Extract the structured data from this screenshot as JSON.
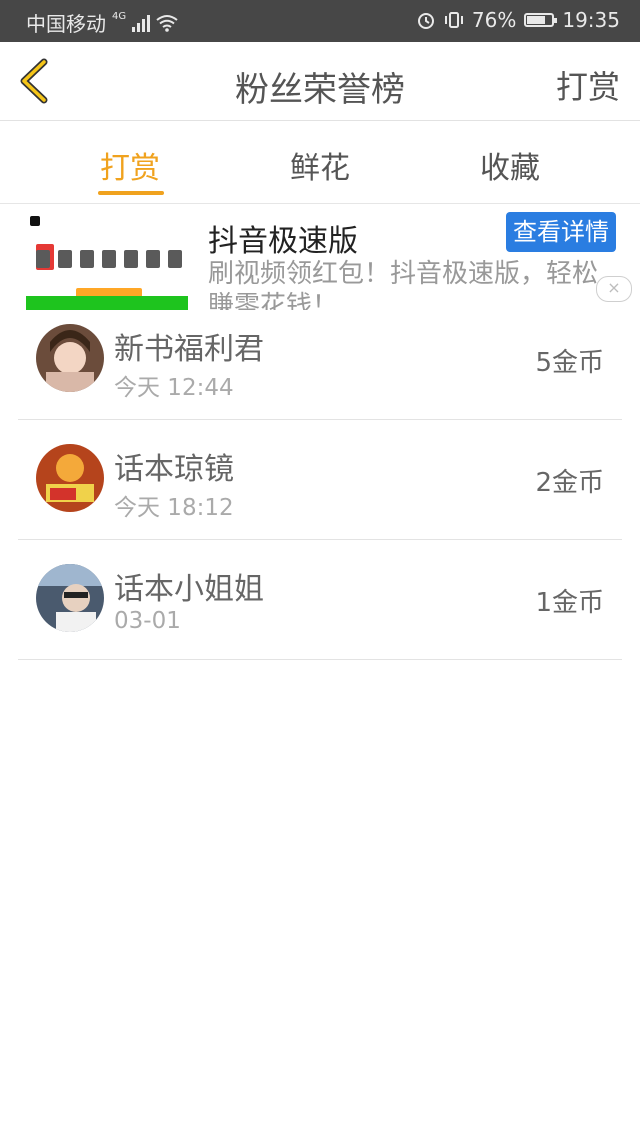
{
  "status": {
    "carrier": "中国移动",
    "network": "4G",
    "battery": "76%",
    "battery_level": 0.76,
    "time": "19:35"
  },
  "header": {
    "title": "粉丝荣誉榜",
    "right_action": "打赏"
  },
  "tabs": [
    {
      "label": "打赏",
      "active": true
    },
    {
      "label": "鲜花",
      "active": false
    },
    {
      "label": "收藏",
      "active": false
    }
  ],
  "ad": {
    "title": "抖音极速版",
    "description": "刷视频领红包！抖音极速版，轻松賺零花钱！",
    "button": "查看详情",
    "close": "×"
  },
  "list": [
    {
      "name": "新书福利君",
      "time": "今天 12:44",
      "coins": "5金币"
    },
    {
      "name": "话本琼镜",
      "time": "今天 18:12",
      "coins": "2金币"
    },
    {
      "name": "话本小姐姐",
      "time": "03-01",
      "coins": "1金币"
    }
  ],
  "colors": {
    "accent": "#f0a21e",
    "ad_button": "#2a7de1",
    "status_bar": "#474747"
  }
}
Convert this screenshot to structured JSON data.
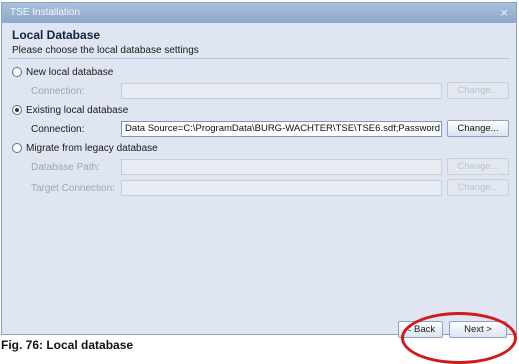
{
  "window": {
    "title": "TSE Installation",
    "close_glyph": "×"
  },
  "page": {
    "heading": "Local Database",
    "subtitle": "Please choose the local database settings"
  },
  "options": {
    "new_db": {
      "label": "New local database",
      "checked": false,
      "connection_label": "Connection:",
      "connection_value": "",
      "button_label": "Change..."
    },
    "existing_db": {
      "label": "Existing local database",
      "checked": true,
      "connection_label": "Connection:",
      "connection_value": "Data Source=C:\\ProgramData\\BURG-WACHTER\\TSE\\TSE6.sdf;Password",
      "button_label": "Change..."
    },
    "legacy": {
      "label": "Migrate from legacy database",
      "checked": false,
      "db_path_label": "Database Path:",
      "db_path_value": "",
      "target_label": "Target Connection:",
      "target_value": "",
      "browse_button_label": "Change...",
      "target_button_label": "Change..."
    }
  },
  "footer": {
    "back_label": "< Back",
    "next_label": "Next >"
  },
  "caption": "Fig. 76: Local database",
  "colors": {
    "annotation_ring": "#d11a1a",
    "title_bar": "#9bb3d4"
  }
}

____

# WHAT IS EXPECTED
Look through the material above and pick out each line holding the word "Change".

# RESPONSE TO THE EXERCISE
      "button_label": "Change..."
      "button_label": "Change..."
      "browse_button_label": "Change...",
      "target_button_label": "Change..."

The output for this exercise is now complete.